> [Data items]:
"""
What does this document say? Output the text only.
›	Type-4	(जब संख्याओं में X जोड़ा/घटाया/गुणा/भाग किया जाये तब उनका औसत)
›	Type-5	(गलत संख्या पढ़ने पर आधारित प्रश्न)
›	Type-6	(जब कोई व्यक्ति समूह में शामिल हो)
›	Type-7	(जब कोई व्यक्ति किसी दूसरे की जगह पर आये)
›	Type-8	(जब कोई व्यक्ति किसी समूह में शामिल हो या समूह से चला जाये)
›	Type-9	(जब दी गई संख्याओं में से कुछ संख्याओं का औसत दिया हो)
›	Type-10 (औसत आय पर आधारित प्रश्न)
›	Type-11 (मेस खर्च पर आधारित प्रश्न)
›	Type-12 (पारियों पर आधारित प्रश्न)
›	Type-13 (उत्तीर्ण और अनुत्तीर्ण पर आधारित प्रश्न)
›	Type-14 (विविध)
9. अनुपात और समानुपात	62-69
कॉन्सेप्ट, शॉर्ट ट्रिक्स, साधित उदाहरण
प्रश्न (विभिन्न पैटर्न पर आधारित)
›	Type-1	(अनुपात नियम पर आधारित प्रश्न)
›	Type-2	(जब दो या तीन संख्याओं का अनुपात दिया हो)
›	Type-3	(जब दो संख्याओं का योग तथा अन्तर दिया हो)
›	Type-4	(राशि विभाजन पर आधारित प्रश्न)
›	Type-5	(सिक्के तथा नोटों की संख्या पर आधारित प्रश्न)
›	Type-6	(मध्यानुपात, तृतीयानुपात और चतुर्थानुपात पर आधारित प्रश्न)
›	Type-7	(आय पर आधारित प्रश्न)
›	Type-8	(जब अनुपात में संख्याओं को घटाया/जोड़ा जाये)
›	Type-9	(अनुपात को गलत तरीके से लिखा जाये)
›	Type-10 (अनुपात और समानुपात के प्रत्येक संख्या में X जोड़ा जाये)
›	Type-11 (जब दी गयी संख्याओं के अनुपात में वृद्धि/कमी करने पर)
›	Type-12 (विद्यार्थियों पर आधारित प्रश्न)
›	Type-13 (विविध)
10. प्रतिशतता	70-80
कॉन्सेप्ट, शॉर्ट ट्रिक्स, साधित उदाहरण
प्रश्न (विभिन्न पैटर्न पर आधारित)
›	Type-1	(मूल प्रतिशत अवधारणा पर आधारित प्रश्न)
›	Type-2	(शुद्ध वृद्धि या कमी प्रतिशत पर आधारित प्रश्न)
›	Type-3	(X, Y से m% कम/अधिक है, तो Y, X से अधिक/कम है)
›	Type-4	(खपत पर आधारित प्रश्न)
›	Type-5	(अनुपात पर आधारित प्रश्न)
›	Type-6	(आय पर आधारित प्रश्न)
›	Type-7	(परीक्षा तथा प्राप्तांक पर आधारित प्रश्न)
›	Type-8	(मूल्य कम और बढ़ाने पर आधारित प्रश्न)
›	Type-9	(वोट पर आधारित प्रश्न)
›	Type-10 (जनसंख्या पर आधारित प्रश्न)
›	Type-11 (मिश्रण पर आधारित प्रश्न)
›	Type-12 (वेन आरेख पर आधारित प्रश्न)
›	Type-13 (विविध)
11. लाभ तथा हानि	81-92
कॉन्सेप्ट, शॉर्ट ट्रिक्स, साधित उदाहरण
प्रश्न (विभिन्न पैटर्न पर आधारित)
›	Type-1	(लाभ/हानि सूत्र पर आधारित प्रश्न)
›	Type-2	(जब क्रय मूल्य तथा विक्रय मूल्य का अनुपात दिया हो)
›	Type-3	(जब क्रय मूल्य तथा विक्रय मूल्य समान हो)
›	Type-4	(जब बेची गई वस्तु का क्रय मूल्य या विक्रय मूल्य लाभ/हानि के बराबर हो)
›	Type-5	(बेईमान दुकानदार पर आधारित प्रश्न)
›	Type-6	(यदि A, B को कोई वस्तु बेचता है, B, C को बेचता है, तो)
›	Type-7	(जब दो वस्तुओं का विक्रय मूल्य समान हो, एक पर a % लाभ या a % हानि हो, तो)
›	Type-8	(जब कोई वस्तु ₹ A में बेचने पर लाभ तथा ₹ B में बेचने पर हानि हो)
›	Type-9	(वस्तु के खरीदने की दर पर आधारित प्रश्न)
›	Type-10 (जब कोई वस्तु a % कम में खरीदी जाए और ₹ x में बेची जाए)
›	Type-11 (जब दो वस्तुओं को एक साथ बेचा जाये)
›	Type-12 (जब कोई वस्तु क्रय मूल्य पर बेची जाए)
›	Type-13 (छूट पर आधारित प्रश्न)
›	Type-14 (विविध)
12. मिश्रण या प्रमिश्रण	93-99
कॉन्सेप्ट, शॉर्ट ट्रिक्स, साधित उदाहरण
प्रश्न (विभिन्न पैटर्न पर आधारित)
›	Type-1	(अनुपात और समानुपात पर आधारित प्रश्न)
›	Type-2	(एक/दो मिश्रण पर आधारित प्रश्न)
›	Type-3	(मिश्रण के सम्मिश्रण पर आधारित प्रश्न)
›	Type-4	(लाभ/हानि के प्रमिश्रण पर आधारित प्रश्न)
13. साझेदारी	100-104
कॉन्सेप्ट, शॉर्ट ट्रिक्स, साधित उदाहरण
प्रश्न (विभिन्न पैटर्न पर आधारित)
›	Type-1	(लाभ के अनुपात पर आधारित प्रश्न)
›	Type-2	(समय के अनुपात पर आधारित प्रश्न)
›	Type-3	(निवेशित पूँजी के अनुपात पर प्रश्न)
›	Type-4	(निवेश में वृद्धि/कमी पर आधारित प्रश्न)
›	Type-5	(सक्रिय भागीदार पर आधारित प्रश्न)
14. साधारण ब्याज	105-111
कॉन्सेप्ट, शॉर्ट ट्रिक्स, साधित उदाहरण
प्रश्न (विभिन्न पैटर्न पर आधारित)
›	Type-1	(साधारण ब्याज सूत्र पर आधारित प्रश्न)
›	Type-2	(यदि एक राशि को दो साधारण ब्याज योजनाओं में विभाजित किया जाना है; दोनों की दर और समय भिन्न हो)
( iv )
"""
> [SHORT PROBLEM]:
The data above must be returned in full, exactly as written.

> [THE OUTPUT]:
What does this document say? Output the text only.
›	Type-4	(जब संख्याओं में X जोड़ा/घटाया/गुणा/भाग किया जाये तब उनका औसत)
›	Type-5	(गलत संख्या पढ़ने पर आधारित प्रश्न)
›	Type-6	(जब कोई व्यक्ति समूह में शामिल हो)
›	Type-7	(जब कोई व्यक्ति किसी दूसरे की जगह पर आये)
›	Type-8	(जब कोई व्यक्ति किसी समूह में शामिल हो या समूह से चला जाये)
›	Type-9	(जब दी गई संख्याओं में से कुछ संख्याओं का औसत दिया हो)
›	Type-10 (औसत आय पर आधारित प्रश्न)
›	Type-11 (मेस खर्च पर आधारित प्रश्न)
›	Type-12 (पारियों पर आधारित प्रश्न)
›	Type-13 (उत्तीर्ण और अनुत्तीर्ण पर आधारित प्रश्न)
›	Type-14 (विविध)
9. अनुपात और समानुपात	62-69
कॉन्सेप्ट, शॉर्ट ट्रिक्स, साधित उदाहरण
प्रश्न (विभिन्न पैटर्न पर आधारित)
›	Type-1	(अनुपात नियम पर आधारित प्रश्न)
›	Type-2	(जब दो या तीन संख्याओं का अनुपात दिया हो)
›	Type-3	(जब दो संख्याओं का योग तथा अन्तर दिया हो)
›	Type-4	(राशि विभाजन पर आधारित प्रश्न)
›	Type-5	(सिक्के तथा नोटों की संख्या पर आधारित प्रश्न)
›	Type-6	(मध्यानुपात, तृतीयानुपात और चतुर्थानुपात पर आधारित प्रश्न)
›	Type-7	(आय पर आधारित प्रश्न)
›	Type-8	(जब अनुपात में संख्याओं को घटाया/जोड़ा जाये)
›	Type-9	(अनुपात को गलत तरीके से लिखा जाये)
›	Type-10 (अनुपात और समानुपात के प्रत्येक संख्या में X जोड़ा जाये)
›	Type-11 (जब दी गयी संख्याओं के अनुपात में वृद्धि/कमी करने पर)
›	Type-12 (विद्यार्थियों पर आधारित प्रश्न)
›	Type-13 (विविध)
10. प्रतिशतता	70-80
कॉन्सेप्ट, शॉर्ट ट्रिक्स, साधित उदाहरण
प्रश्न (विभिन्न पैटर्न पर आधारित)
›	Type-1	(मूल प्रतिशत अवधारणा पर आधारित प्रश्न)
›	Type-2	(शुद्ध वृद्धि या कमी प्रतिशत पर आधारित प्रश्न)
›	Type-3	(X, Y से m% कम/अधिक है, तो Y, X से अधिक/कम है)
›	Type-4	(खपत पर आधारित प्रश्न)
›	Type-5	(अनुपात पर आधारित प्रश्न)
›	Type-6	(आय पर आधारित प्रश्न)
›	Type-7	(परीक्षा तथा प्राप्तांक पर आधारित प्रश्न)
›	Type-8	(मूल्य कम और बढ़ाने पर आधारित प्रश्न)
›	Type-9	(वोट पर आधारित प्रश्न)
›	Type-10 (जनसंख्या पर आधारित प्रश्न)
›	Type-11 (मिश्रण पर आधारित प्रश्न)
›	Type-12 (वेन आरेख पर आधारित प्रश्न)
›	Type-13 (विविध)
11. लाभ तथा हानि	81-92
कॉन्सेप्ट, शॉर्ट ट्रिक्स, साधित उदाहरण
प्रश्न (विभिन्न पैटर्न पर आधारित)
›	Type-1	(लाभ/हानि सूत्र पर आधारित प्रश्न)
›	Type-2	(जब क्रय मूल्य तथा विक्रय मूल्य का अनुपात दिया हो)
›	Type-3	(जब क्रय मूल्य तथा विक्रय मूल्य समान हो)
›	Type-4	(जब बेची गई वस्तु का क्रय मूल्य या विक्रय मूल्य लाभ/हानि के बराबर हो)
›	Type-5	(बेईमान दुकानदार पर आधारित प्रश्न)
›	Type-6	(यदि A, B को कोई वस्तु बेचता है, B, C को बेचता है, तो)
›	Type-7	(जब दो वस्तुओं का विक्रय मूल्य समान हो, एक पर a % लाभ या a % हानि हो, तो)
›	Type-8	(जब कोई वस्तु ₹ A में बेचने पर लाभ तथा ₹ B में बेचने पर हानि हो)
›	Type-9	(वस्तु के खरीदने की दर पर आधारित प्रश्न)
›	Type-10 (जब कोई वस्तु a % कम में खरीदी जाए और ₹ x में बेची जाए)
›	Type-11 (जब दो वस्तुओं को एक साथ बेचा जाये)
›	Type-12 (जब कोई वस्तु क्रय मूल्य पर बेची जाए)
›	Type-13 (छूट पर आधारित प्रश्न)
›	Type-14 (विविध)
12. मिश्रण या प्रमिश्रण	93-99
कॉन्सेप्ट, शॉर्ट ट्रिक्स, साधित उदाहरण
प्रश्न (विभिन्न पैटर्न पर आधारित)
›	Type-1	(अनुपात और समानुपात पर आधारित प्रश्न)
›	Type-2	(एक/दो मिश्रण पर आधारित प्रश्न)
›	Type-3	(मिश्रण के सम्मिश्रण पर आधारित प्रश्न)
›	Type-4	(लाभ/हानि के प्रमिश्रण पर आधारित प्रश्न)
13. साझेदारी	100-104
कॉन्सेप्ट, शॉर्ट ट्रिक्स, साधित उदाहरण
प्रश्न (विभिन्न पैटर्न पर आधारित)
›	Type-1	(लाभ के अनुपात पर आधारित प्रश्न)
›	Type-2	(समय के अनुपात पर आधारित प्रश्न)
›	Type-3	(निवेशित पूँजी के अनुपात पर प्रश्न)
›	Type-4	(निवेश में वृद्धि/कमी पर आधारित प्रश्न)
›	Type-5	(सक्रिय भागीदार पर आधारित प्रश्न)
14. साधारण ब्याज	105-111
कॉन्सेप्ट, शॉर्ट ट्रिक्स, साधित उदाहरण
प्रश्न (विभिन्न पैटर्न पर आधारित)
›	Type-1	(साधारण ब्याज सूत्र पर आधारित प्रश्न)
›	Type-2	(यदि एक राशि को दो साधारण ब्याज योजनाओं में विभाजित किया जाना है; दोनों की दर और समय भिन्न हो)
( iv )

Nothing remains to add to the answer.